Page images and their text:
__________________________________________________
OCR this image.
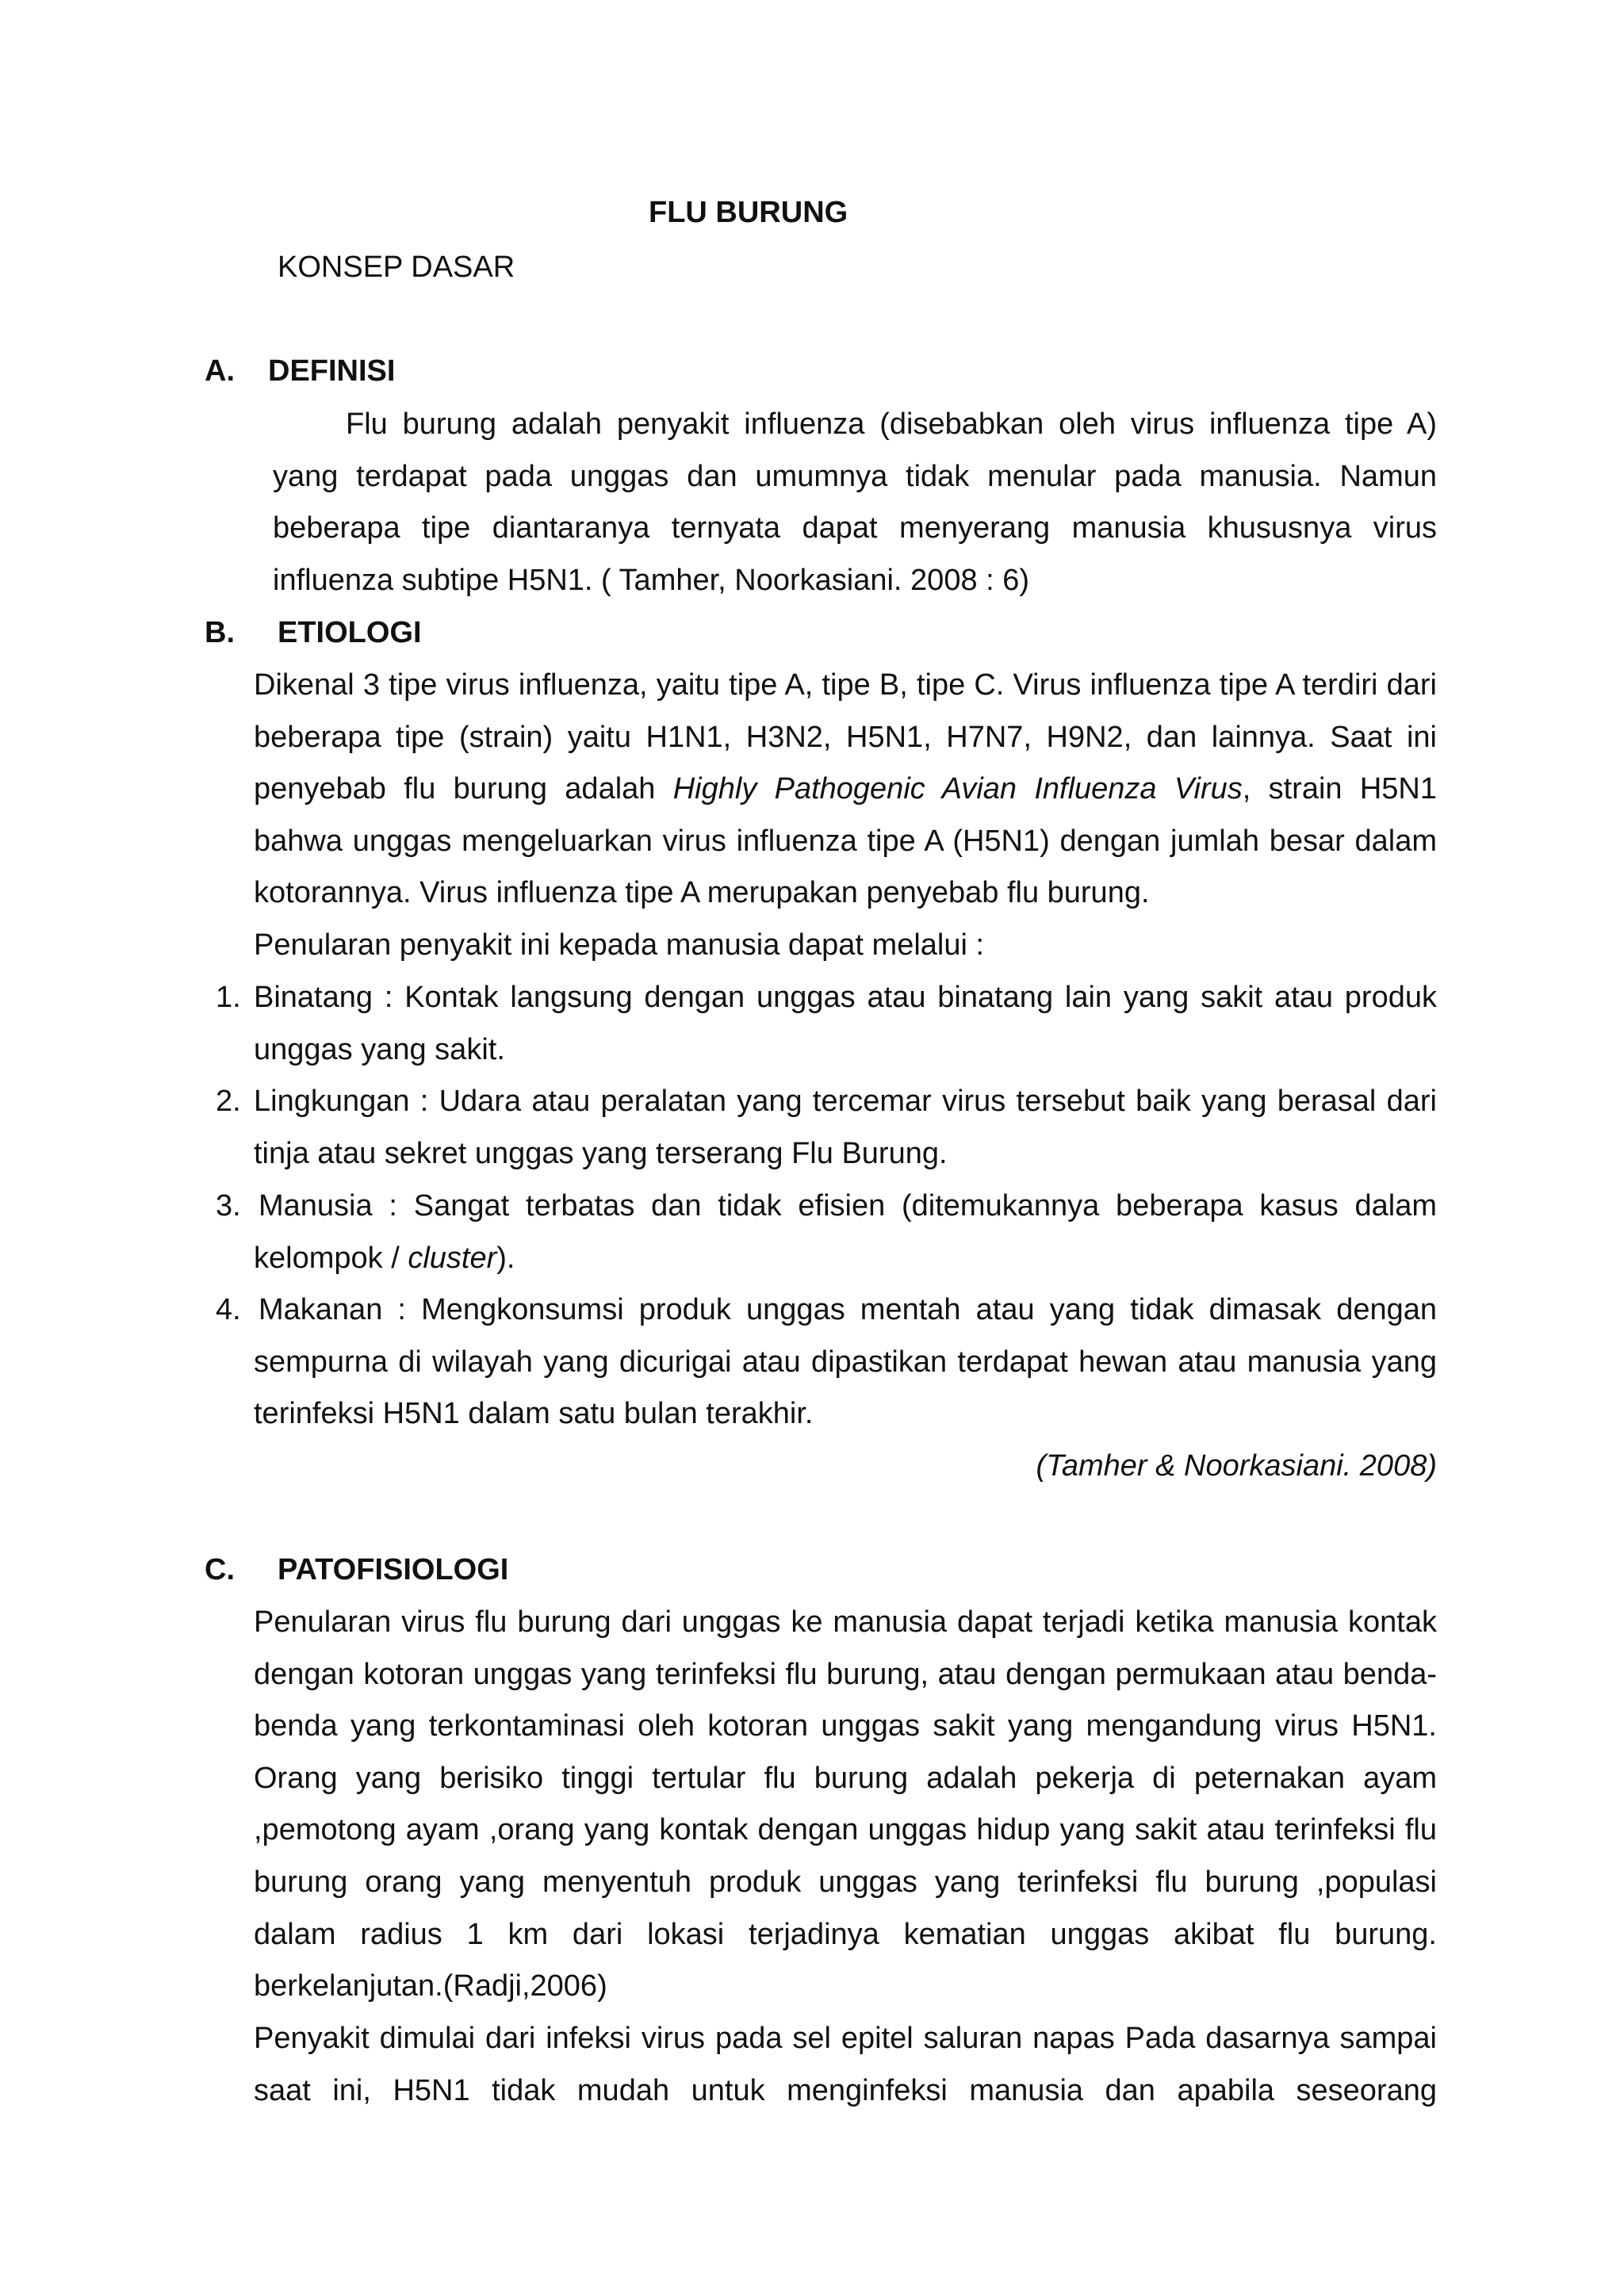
FLU BURUNG
KONSEP DASAR
A. DEFINISI
Flu burung adalah penyakit influenza (disebabkan oleh virus influenza tipe A)
yang terdapat pada unggas dan umumnya tidak menular pada manusia. Namun
beberapa tipe diantaranya ternyata dapat menyerang manusia khususnya virus
influenza subtipe H5N1. ( Tamher, Noorkasiani. 2008 : 6)
B. ETIOLOGI
Dikenal 3 tipe virus influenza, yaitu tipe A, tipe B, tipe C. Virus influenza tipe A terdiri dari
beberapa tipe (strain) yaitu H1N1, H3N2, H5N1, H7N7, H9N2, dan lainnya. Saat ini
penyebab flu burung adalah Highly Pathogenic Avian Influenza Virus, strain H5N1
bahwa unggas mengeluarkan virus influenza tipe A (H5N1) dengan jumlah besar dalam
kotorannya. Virus influenza tipe A merupakan penyebab flu burung.
Penularan penyakit ini kepada manusia dapat melalui :
1. Binatang : Kontak langsung dengan unggas atau binatang lain yang sakit atau produk
unggas yang sakit.
2. Lingkungan : Udara atau peralatan yang tercemar virus tersebut baik yang berasal dari
tinja atau sekret unggas yang terserang Flu Burung.
3. Manusia : Sangat terbatas dan tidak efisien (ditemukannya beberapa kasus dalam
kelompok / cluster).
4. Makanan : Mengkonsumsi produk unggas mentah atau yang tidak dimasak dengan
sempurna di wilayah yang dicurigai atau dipastikan terdapat hewan atau manusia yang
terinfeksi H5N1 dalam satu bulan terakhir.
(Tamher & Noorkasiani. 2008)
C. PATOFISIOLOGI
Penularan virus flu burung dari unggas ke manusia dapat terjadi ketika manusia kontak
dengan kotoran unggas yang terinfeksi flu burung, atau dengan permukaan atau benda-
benda yang terkontaminasi oleh kotoran unggas sakit yang mengandung virus H5N1.
Orang yang berisiko tinggi tertular flu burung adalah pekerja di peternakan ayam
,pemotong ayam ,orang yang kontak dengan unggas hidup yang sakit atau terinfeksi flu
burung orang yang menyentuh produk unggas yang terinfeksi flu burung ,populasi
dalam radius 1 km dari lokasi terjadinya kematian unggas akibat flu burung.
berkelanjutan.(Radji,2006)
Penyakit dimulai dari infeksi virus pada sel epitel saluran napas Pada dasarnya sampai
saat ini, H5N1 tidak mudah untuk menginfeksi manusia dan apabila seseorang
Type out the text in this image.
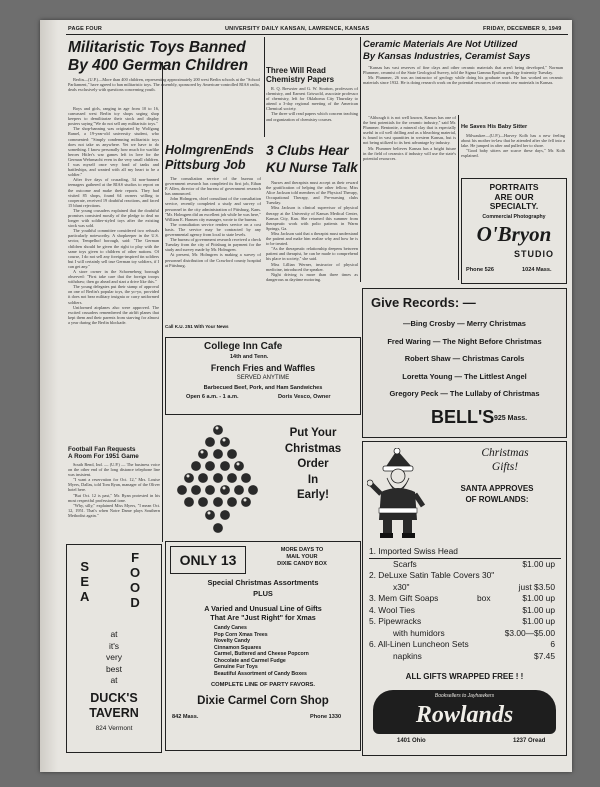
PAGE FOUR	UNIVERSITY DAILY KANSAN, LAWRENCE, KANSAS	FRIDAY, DECEMBER 9, 1949
Militaristic Toys Banned
By 400 German Children

Berlin—(U.P.)—More than 400 children, representing approximately 200 west Berlin schools at the "School Parliament," have agreed to ban militaristic toys. The assembly, sponsored by American-controlled RIAS radio, deals exclusively with questions concerning youth.

Boys and girls, ranging in age from 10 to 16, canvassed west Berlin toy shops urging shop keepers to demilitarize their stock and display posters saying "We do not sell any militaristic toys."

The shop-banning was originated by Wolfgang Ramel, a 19-year-old university student, who commented: "Simply condemning militaristic toys does not take us anywhere. Yet we have to do something. I know personally how much for warlike heroes Hitler's war games left in love for the German Wehrmacht even in the very small children. I was myself once very fond of tanks and battleships, and wanted with all my heart to be a soldier."

After five days of crusading, 34 non-banned teenagers gathered at the RIAS studios to report on the outcome and make their reports. They had visited 85 shops, found 64 owners willing to cooperate, received 19 doubtful reactions, and faced 15 blunt rejections.

The young crusaders explained that the doubtful promises consisted mostly of the pledge to deal no longer with soldier-styled toys after the existing stock was sold.

The youthful committee considered two refusals particularly noteworthy. A shopkeeper in the U.S. sector, Tempelhof borough, said: "The German children should be given the right to play with the same toys given to children of other nations. Of course, I do not sell any foreign-inspired tin soldiers but I will certainly sell true German toy soldiers, if I can get any."

A store owner in the Schoeneberg borough observed: "First take care that the foreign troops withdraw; then go ahead and start a drive like this."

The young delegates put their stamp of approval on one of Berlin's popular toys, the yo-yo, provided it does not bear military insignia or carry uniformed soldiers.

Uniformed airplanes also were approved. The excited crusaders remembered the airlift planes that kept them and their parents from starving for almost a year during the Berlin blockade.

Football Fan Requests
A Room For 1951 Game

South Bend, Ind. — (U.P.) — The business voice on the other end of the long distance telephone line was insistent.

"I want a reservation for Oct. 12," Mrs. Louise Myers, Dallas, told Tom Ryan, manager of the Oliver hotel here.

"But Oct. 12 is past," Mr. Ryan protested in his most respectful professional tone.

"Why, silly," explained Miss Myers, "I mean Oct. 12, 1951. That's when Notre Dame plays Southern Methodist again."

Three Will Read
Chemistry Papers

R. Q. Brewster and G. W. Stratton, professors of chemistry, and Earnest Griswold, associate professor of chemistry, left for Oklahoma City Thursday to attend a 3-day regional meeting of the American Chemical society.

The three will read papers which concern teaching and organization of chemistry courses.

HolmgrenEnds
Pittsburg Job

The consultation service of the bureau of government research has completed its first job, Ethan P. Allen, director of the bureau of government research has announced.

John Holmgren, chief consultant of the consultation service, recently completed a study and survey of personnel in the city administration of Pittsburg, Kans. "Mr. Holmgren did an excellent job while he was here," William E. Hansen city manager, wrote to the bureau.

The consultation service renders service on a cost basis. The service may be contracted by any governmental agency from local to state levels.

The bureau of government research received a check Tuesday from the city of Pittsburg in payment for the study and survey made by Mr. Holmgren.

At present, Mr. Holmgren is making a survey of personnel distribution of the Crawford county hospital at Pittsburg.

Call K.U. 251 With Your News
3 Clubs Hear
KU Nurse Talk

Nurses and therapists must accept as their reward the gratification of helping the other fellow, Miss Alice Jackson told members of the Physical Therapy, Occupational Therapy, and Pre-nursing clubs Tuesday.

Miss Jackson is clinical supervisor of physical therapy at the University of Kansas Medical Center, Kansas City, Kan. She returned this summer from therapeutic work with polio patients in Warm Springs, Ga.

Miss Jackson said that a therapist must understand the patient and make him realize why and how he is to be treated.

"As the therapeutic relationship deepens between patient and therapist, he can be made to comprehend his place in society," she said.

Miss Lillian Werner, instructor of physical medicine, introduced the speaker.

Night driving is more than three times as dangerous as daytime motoring.

Ceramic Materials Are Not Utilized
By Kansas Industries, Ceramist Says

"Kansas has vast reserves of fine clays and other ceramic materials that aren't being developed," Norman Plummer, ceramist of the State Geological Survey, told the Sigma Gamma Epsilon geology fraternity Tuesday.

Mr. Plummer, 26 was an instructor of geology while doing his graduate work. He has worked on ceramic materials since 1932. He is doing research work on the potential resources of ceramic raw materials in Kansas.

"Although it is not well known, Kansas has one of the best potentials for the ceramic industry," said Mr. Plummer. Bentonite, a mineral clay that is especially useful in oil well drilling and as a bleaching material, is found in vast quantities in western Kansas, but is not being utilized to its best advantage by industry.

Mr. Plummer believes Kansas has a bright future in the field of ceramics if industry will use the state's potential resources.

He Saves His Baby Sitter

Milwaukee—(U.P.)—Harvey Kolb has a new feeling about his mother in-law that he attended after she fell into a lake. He jumped in after and pulled her to shore.

"Good baby sitters are scarce these days," Mr. Kolb explained.

PORTRAITS
ARE OUR
SPECIALTY.
Commercial Photography
O'Bryon
STUDIO
Phone 526	1024 Mass.
Give Records: —
—Bing Crosby — Merry Christmas
Fred Waring — The Night Before Christmas
Robert Shaw — Christmas Carols
Loretta Young — The Littlest Angel
Gregory Peck — The Lullaby of Christmas
BELL'S 925 Mass.
College Inn Cafe
14th and Tenn.
French Fries and Waffles
SERVED ANYTIME
Barbecued Beef, Pork, and Ham Sandwiches
Open 6 a.m. - 1 a.m.	Doris Vesco, Owner
Put Your
Christmas
Order
In
Early!
S
E
A
F
O
O
D
at
it's
very
best
at
DUCK'S
TAVERN
824 Vermont
ONLY 13
MORE DAYS TO
MAIL YOUR
DIXIE CANDY BOX
Special Christmas Assortments
PLUS
A Varied and Unusual Line of Gifts
That Are "Just Right" for Xmas
Candy Canes
Pop Corn Xmas Trees
Novelty Candy
Cinnamon Squares
Carmel, Buttered and Cheese Popcorn
Chocolate and Carmel Fudge
Genuine Fur Toys
Beautiful Assortment of Candy Boxes
COMPLETE LINE OF PARTY FAVORS.
Dixie Carmel Corn Shop
842 Mass.	Phone 1330
Christmas
Gifts!
SANTA APPROVES
OF ROWLANDS:
1. Imported Swiss Head
Scarfs	$1.00 up
2. DeLuxe Satin Table Covers 30"
x30"	just $3.50
3. Mem Gift Soaps	box	$1.00 up
4. Wool Ties	$1.00 up
5. Pipewracks	$1.00 up
with humidors	$3.00—$5.00
6. All-Linen Luncheon Sets	6
napkins	$7.45
ALL GIFTS WRAPPED FREE ! !
Booksellers to Jayhawkers
Rowlands
1401 Ohio	1237 Oread
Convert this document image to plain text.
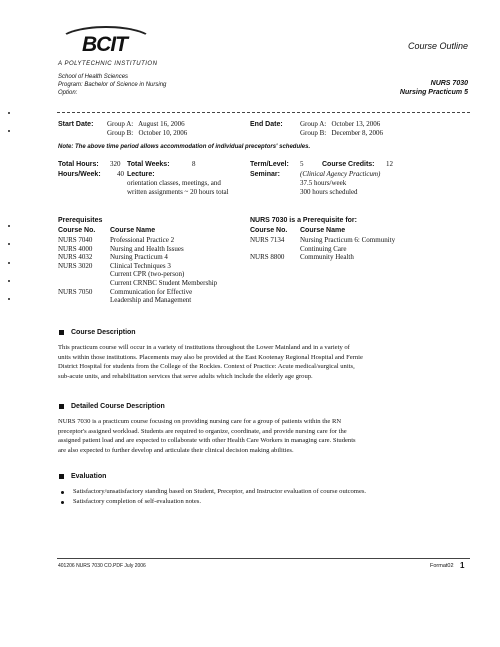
BCIT
A POLYTECHNIC INSTITUTION
Course Outline
School of Health Sciences
Program: Bachelor of Science in Nursing
Option:
NURS 7030
Nursing Practicum 5
Start Date: Group A:   August 16, 2006
Group B:   October 10, 2006
End Date: Group A:   October 13, 2006
Group B:   December 8, 2006
Note: The above time period allows accommodation of individual preceptors' schedules.
Total Hours: 320 Total Weeks:	8
Hours/Week: 40 Lecture:
orientation classes, meetings, and
written assignments ~ 20 hours total
Term/Level: 5	Course Credits: 12
Seminar:	(Clinical Agency Practicum)
37.5 hours/week
300 hours scheduled
Prerequisites
Course No. Course Name
NURS 7040	Professional Practice 2
NURS 4000	Nursing and Health Issues
NURS 4032	Nursing Practicum 4
NURS 3020	Clinical Techniques 3
Current CPR (two-person)
Current CRNBC Student Membership
NURS 7050	Communication for Effective
Leadership and Management
NURS 7030 is a Prerequisite for:
Course No. Course Name
NURS 7134 Nursing Practicum 6: Community
Continuing Care
NURS 8800 Community Health
Course Description
This practicum course will occur in a variety of institutions throughout the Lower Mainland and in a variety of
units within those institutions. Placements may also be provided at the East Kootenay Regional Hospital and Fernie
District Hospital for students from the College of the Rockies. Context of Practice: Acute medical/surgical units,
sub-acute units, and rehabilitation services that serve adults which include the elderly age group.
Detailed Course Description
NURS 7030 is a practicum course focusing on providing nursing care for a group of patients within the RN
preceptor's assigned workload. Students are required to organize, coordinate, and provide nursing care for the
assigned patient load and are expected to collaborate with other Health Care Workers in managing care. Students
are also expected to further develop and articulate their clinical decision making abilities.
Evaluation
Satisfactory/unsatisfactory standing based on Student, Preceptor, and Instructor evaluation of course outcomes.
Satisfactory completion of self-evaluation notes.
401206 NURS 7030 CO.PDF July 2006	Format02 1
__________________________________________________
### [WORK TASK]
Using the records above, list each line that includes "Pittsburg".

### [WRITTEN RESPONSE]
Pittsburg Job
John Holmgren, chief consultant of the consultation service, recently completed a study and survey of personnel in the city administration of Pittsburg, Kans. "Mr. Holmgren did an excellent job while he was here," William E. Hansen city manager, wrote to the bureau.
The bureau of government research received a check Tuesday from the city of Pittsburg in payment for the study and survey made by Mr. Holmgren.
At present, Mr. Holmgren is making a survey of personnel distribution of the Crawford county hospital at Pittsburg.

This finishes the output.